[The records start]

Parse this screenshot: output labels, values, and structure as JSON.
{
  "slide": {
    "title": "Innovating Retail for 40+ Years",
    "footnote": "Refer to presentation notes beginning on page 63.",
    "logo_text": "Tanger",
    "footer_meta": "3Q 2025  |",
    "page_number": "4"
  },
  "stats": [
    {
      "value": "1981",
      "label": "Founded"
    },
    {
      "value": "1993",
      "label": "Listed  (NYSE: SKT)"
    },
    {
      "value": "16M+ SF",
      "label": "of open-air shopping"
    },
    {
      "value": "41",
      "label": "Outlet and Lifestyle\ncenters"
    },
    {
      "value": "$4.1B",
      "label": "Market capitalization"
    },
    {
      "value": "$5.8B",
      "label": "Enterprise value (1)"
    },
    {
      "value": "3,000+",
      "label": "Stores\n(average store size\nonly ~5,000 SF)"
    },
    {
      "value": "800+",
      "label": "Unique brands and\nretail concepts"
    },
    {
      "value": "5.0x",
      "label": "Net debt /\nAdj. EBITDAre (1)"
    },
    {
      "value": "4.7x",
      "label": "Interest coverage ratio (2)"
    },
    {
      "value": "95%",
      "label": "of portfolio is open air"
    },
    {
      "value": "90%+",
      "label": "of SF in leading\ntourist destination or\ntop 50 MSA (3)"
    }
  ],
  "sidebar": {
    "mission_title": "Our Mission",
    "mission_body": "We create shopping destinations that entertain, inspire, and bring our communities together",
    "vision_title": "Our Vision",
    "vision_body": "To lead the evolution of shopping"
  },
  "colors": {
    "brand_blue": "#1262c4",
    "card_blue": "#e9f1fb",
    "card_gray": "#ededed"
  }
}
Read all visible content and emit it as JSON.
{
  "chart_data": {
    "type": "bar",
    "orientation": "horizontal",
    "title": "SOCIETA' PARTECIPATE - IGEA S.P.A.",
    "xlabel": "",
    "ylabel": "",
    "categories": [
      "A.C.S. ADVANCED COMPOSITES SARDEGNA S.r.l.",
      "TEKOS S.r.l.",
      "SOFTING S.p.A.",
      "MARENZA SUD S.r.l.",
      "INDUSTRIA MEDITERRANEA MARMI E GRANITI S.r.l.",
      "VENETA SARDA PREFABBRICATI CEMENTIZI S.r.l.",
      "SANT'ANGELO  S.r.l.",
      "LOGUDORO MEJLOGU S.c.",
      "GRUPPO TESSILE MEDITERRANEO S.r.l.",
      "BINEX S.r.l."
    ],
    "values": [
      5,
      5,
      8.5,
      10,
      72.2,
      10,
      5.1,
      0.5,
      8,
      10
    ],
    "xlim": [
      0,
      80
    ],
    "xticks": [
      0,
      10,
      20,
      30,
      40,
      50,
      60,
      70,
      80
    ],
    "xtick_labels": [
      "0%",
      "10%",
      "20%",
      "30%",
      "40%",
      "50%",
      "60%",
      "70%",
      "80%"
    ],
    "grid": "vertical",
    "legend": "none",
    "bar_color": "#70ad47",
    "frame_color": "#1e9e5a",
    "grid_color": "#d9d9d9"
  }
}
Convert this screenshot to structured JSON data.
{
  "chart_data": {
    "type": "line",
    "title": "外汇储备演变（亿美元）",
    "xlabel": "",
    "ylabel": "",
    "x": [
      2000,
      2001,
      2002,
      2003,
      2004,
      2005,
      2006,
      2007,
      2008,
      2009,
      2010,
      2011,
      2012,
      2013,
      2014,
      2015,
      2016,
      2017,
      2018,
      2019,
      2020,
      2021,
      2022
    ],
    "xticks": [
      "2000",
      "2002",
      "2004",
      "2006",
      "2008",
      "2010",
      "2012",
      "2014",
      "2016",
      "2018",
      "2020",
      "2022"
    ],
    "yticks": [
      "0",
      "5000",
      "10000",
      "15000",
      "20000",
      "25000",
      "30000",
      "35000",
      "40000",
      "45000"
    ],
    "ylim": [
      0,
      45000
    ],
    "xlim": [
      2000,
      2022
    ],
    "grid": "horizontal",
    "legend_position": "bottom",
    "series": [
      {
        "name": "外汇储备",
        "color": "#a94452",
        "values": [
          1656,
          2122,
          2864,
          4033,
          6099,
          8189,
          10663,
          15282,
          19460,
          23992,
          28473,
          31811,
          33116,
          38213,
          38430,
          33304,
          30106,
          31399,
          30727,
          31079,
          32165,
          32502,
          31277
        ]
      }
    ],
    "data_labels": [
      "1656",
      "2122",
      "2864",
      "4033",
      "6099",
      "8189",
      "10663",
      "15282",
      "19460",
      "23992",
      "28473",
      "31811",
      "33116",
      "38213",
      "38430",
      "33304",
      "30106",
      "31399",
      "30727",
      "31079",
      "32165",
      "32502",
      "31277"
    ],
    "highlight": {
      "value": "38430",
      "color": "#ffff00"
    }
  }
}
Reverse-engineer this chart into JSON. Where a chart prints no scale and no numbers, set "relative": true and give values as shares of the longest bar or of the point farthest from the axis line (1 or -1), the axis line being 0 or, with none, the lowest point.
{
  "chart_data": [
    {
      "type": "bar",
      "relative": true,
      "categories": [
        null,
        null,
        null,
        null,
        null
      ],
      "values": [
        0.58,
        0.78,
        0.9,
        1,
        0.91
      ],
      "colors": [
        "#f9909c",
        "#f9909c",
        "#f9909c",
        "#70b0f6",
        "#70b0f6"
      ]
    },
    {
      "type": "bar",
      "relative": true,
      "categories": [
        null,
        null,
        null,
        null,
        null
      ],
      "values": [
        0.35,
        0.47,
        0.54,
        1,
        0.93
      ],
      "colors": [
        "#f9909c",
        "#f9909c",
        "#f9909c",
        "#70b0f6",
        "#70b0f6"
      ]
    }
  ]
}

[The records end]

## To do
Select every line above that contains the word "screenshot", and copy it.

## Solution to this task
Parse this screenshot: output labels, values, and structure as JSON.
Convert this screenshot to structured JSON data.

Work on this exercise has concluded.